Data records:
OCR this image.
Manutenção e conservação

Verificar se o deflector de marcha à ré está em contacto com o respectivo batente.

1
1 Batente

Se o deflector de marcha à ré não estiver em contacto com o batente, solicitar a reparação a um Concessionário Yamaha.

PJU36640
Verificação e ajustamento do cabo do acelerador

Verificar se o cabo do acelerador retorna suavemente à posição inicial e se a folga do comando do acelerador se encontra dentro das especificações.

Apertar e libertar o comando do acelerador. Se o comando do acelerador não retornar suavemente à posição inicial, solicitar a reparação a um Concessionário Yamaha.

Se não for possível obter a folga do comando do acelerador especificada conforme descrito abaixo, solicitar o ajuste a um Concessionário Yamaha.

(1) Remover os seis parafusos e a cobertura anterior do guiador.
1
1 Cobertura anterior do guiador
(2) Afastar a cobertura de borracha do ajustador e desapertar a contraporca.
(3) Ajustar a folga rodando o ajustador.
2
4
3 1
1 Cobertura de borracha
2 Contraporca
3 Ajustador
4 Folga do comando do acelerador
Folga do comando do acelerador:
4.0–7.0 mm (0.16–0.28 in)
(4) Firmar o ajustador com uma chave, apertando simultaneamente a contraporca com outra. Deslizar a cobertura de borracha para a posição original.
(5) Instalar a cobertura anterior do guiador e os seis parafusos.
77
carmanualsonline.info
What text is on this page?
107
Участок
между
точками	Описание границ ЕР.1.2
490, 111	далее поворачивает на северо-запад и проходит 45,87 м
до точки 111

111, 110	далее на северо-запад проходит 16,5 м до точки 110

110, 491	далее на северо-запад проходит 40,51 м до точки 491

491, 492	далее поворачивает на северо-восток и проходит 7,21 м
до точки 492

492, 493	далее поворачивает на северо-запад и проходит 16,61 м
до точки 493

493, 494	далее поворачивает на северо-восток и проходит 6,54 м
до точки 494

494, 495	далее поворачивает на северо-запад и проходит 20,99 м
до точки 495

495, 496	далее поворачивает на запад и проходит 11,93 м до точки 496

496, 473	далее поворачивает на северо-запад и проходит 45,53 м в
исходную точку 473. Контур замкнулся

> _Exercise prompt_
From the data, collect all lines where the string "posição" appears.

> _Correct response_
Verificar se o cabo do acelerador retorna suavemente à posição inicial e se a folga do comando do acelerador se encontra dentro das especificações.
Apertar e libertar o comando do acelerador. Se o comando do acelerador não retornar suavemente à posição inicial, solicitar a reparação a um Concessionário Yamaha.
(4) Firmar o ajustador com uma chave, apertando simultaneamente a contraporca com outra. Deslizar a cobertura de borracha para a posição original.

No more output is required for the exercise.